#### [Aim]
Say how many lines in the data below contain the word "label", and give no other text.

#### [Extracted information]
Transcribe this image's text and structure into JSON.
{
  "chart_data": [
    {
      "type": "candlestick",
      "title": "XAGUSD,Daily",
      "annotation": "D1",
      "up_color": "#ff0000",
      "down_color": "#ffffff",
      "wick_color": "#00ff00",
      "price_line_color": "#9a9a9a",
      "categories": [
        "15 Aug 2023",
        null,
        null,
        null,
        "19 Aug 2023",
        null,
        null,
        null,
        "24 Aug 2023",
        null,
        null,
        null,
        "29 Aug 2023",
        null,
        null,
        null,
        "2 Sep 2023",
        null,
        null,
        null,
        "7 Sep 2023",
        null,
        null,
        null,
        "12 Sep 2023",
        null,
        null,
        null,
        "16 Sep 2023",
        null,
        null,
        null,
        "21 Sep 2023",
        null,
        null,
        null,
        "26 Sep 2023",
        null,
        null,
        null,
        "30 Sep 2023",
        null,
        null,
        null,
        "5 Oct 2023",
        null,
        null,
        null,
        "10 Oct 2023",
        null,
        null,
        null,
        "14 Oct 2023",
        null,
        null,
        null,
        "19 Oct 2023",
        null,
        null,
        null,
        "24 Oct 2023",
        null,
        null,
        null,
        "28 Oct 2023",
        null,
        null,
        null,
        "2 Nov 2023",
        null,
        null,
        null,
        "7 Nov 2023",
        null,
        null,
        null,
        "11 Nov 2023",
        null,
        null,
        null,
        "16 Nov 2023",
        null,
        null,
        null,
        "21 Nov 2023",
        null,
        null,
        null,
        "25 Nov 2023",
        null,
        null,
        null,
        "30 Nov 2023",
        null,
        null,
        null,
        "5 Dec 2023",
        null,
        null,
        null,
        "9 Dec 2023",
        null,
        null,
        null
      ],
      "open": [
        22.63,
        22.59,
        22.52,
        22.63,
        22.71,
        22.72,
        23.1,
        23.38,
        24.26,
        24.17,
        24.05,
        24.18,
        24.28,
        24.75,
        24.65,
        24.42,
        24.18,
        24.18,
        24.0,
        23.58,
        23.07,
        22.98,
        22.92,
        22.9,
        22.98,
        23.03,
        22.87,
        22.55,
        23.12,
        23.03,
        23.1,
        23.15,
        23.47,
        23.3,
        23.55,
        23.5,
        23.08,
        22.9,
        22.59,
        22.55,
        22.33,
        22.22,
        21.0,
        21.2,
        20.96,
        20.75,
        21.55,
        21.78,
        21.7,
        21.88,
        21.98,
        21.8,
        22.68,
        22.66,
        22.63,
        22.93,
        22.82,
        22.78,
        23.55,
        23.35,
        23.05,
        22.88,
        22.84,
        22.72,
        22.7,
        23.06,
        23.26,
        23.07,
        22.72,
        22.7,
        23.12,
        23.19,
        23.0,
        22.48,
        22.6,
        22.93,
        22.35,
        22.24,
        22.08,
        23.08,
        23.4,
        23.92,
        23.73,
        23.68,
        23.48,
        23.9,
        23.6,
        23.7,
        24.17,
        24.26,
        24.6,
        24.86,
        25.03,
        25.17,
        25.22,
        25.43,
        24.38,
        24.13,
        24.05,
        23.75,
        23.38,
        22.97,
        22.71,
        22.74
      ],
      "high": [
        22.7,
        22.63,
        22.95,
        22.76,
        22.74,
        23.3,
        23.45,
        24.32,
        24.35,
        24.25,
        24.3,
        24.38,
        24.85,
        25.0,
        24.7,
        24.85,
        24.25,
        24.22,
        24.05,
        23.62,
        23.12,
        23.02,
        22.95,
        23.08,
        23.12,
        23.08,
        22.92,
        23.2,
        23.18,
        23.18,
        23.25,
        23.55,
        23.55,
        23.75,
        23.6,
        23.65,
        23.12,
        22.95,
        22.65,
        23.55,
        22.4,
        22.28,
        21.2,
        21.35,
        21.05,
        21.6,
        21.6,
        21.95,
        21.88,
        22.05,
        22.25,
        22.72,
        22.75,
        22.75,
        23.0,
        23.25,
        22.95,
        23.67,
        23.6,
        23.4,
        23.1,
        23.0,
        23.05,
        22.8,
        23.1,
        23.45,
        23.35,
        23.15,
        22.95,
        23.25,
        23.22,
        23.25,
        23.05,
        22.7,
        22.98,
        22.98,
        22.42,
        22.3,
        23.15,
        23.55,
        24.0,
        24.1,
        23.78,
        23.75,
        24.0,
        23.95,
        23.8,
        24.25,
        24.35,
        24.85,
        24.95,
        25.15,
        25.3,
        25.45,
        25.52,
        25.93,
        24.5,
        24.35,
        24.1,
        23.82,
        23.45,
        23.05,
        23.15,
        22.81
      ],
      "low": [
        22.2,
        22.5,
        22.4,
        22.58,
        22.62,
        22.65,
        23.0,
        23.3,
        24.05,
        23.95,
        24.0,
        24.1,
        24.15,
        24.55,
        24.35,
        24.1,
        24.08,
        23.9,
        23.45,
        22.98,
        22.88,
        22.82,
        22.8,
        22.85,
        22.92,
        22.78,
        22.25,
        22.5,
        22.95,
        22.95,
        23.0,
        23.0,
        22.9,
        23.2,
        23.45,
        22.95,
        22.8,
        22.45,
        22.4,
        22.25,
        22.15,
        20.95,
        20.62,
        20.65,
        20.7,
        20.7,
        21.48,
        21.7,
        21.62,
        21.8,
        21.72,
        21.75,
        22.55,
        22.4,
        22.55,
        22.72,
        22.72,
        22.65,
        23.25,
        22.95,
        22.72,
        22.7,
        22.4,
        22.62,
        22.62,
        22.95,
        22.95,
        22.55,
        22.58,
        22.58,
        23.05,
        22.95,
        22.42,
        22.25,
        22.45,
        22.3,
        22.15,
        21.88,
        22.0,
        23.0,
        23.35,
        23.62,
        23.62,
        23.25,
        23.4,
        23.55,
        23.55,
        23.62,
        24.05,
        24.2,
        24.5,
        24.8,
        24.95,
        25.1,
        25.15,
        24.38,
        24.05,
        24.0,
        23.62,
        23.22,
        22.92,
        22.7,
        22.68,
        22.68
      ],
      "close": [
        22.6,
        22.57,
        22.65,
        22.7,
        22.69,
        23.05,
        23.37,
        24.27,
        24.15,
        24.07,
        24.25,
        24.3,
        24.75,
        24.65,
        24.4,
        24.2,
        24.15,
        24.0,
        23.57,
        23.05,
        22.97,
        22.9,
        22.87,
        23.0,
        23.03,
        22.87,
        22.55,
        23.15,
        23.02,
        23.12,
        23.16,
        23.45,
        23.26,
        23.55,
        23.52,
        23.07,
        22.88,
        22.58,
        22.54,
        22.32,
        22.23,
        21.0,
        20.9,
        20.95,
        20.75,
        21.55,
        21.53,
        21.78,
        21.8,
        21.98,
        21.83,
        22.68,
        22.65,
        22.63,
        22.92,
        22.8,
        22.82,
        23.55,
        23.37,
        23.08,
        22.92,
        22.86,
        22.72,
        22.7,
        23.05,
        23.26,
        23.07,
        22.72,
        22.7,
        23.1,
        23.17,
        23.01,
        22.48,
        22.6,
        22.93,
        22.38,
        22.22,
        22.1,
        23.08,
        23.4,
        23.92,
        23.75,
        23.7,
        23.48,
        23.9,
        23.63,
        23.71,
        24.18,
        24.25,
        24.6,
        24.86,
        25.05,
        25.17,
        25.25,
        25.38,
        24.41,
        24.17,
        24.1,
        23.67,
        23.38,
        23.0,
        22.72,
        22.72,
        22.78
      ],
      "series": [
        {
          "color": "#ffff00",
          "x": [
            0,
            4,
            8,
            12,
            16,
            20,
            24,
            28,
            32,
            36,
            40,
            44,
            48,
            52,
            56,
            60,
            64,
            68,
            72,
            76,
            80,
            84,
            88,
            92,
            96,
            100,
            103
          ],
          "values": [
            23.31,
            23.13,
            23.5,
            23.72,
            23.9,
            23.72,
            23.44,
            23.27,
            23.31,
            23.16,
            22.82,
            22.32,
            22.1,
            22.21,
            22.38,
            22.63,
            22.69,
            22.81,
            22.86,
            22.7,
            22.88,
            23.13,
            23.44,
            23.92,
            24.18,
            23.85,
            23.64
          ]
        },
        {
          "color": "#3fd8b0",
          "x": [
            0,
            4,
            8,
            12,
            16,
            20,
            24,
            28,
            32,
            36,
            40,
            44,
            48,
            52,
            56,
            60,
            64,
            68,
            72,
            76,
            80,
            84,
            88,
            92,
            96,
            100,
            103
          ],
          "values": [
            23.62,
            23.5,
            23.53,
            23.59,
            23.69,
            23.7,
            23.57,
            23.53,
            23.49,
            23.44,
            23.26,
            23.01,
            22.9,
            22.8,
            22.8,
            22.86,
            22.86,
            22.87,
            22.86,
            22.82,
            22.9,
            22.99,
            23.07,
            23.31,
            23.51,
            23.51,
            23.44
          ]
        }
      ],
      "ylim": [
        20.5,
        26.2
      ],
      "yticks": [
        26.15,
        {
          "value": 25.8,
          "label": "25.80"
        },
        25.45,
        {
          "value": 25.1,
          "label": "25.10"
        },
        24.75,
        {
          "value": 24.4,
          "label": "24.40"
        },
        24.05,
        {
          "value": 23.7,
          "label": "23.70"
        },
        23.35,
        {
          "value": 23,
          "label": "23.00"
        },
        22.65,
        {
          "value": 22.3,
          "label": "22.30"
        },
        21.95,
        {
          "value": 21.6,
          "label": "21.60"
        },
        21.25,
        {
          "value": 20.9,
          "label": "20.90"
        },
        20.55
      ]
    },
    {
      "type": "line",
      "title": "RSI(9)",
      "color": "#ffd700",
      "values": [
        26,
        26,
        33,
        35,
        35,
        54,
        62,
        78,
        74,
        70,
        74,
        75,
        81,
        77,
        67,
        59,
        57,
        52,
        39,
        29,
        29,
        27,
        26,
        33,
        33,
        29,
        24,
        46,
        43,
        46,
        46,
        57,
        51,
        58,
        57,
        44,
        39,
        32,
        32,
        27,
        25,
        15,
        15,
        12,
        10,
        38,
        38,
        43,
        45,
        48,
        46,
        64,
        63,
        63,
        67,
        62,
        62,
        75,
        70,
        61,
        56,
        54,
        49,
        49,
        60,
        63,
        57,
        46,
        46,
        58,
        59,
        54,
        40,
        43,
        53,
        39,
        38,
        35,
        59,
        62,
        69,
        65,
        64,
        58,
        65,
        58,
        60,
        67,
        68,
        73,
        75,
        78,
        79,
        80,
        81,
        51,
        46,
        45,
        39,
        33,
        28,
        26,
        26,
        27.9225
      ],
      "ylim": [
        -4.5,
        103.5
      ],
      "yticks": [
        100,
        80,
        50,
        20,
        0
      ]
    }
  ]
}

#### [Solution for this problem]
8